*Data records:*
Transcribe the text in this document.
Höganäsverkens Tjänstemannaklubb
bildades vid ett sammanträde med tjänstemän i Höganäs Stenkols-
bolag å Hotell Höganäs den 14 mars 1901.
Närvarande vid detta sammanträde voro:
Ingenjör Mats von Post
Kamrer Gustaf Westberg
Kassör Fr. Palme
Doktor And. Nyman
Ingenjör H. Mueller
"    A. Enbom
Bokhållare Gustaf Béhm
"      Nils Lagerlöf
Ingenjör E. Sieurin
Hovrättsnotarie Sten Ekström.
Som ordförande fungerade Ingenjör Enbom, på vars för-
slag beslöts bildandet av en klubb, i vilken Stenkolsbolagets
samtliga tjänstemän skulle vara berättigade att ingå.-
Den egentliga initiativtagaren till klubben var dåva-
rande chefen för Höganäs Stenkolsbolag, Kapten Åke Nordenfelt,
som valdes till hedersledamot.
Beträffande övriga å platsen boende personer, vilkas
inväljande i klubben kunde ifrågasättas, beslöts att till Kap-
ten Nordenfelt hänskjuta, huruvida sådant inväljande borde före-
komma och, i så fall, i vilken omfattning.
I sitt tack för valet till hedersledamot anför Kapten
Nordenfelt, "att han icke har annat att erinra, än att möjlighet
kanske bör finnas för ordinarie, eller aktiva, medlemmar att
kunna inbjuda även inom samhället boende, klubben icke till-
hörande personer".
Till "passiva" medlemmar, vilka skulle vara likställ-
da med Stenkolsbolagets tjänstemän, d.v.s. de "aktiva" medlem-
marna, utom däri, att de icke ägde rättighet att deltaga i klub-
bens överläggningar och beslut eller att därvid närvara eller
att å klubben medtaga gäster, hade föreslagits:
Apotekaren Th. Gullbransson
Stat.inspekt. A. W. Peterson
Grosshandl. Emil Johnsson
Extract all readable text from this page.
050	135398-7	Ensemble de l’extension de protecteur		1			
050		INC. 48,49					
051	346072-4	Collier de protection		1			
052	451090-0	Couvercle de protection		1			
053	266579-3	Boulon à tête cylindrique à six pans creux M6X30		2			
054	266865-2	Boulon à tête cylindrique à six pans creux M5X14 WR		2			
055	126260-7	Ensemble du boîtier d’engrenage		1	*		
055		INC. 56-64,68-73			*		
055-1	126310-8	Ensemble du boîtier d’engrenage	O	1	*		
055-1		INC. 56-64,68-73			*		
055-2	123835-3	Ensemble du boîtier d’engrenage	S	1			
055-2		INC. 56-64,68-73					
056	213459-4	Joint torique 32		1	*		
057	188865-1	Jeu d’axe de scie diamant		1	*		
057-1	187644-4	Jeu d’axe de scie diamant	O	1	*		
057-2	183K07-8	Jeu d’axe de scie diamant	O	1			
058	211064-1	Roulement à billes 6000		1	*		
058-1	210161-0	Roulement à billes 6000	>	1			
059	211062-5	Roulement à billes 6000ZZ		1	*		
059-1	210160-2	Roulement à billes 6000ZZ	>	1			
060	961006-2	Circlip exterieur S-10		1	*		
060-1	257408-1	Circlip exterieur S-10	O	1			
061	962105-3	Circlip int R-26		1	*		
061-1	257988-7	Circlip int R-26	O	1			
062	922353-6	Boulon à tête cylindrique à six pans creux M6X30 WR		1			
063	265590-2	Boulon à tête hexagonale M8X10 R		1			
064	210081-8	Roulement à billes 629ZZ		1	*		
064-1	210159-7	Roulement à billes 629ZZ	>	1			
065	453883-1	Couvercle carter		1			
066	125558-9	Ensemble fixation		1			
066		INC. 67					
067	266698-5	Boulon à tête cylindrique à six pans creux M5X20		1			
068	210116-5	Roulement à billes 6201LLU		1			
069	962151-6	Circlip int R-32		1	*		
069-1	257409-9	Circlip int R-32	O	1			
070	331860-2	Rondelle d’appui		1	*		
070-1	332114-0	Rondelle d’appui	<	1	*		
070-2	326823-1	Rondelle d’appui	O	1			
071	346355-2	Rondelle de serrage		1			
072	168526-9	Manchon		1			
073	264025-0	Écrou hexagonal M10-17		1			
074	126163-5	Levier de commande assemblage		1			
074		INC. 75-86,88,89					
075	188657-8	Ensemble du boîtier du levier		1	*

*Instructions for the task:*
Each line that contains the word "protection" counts toward the total; give only that total.

*Written solution:*
2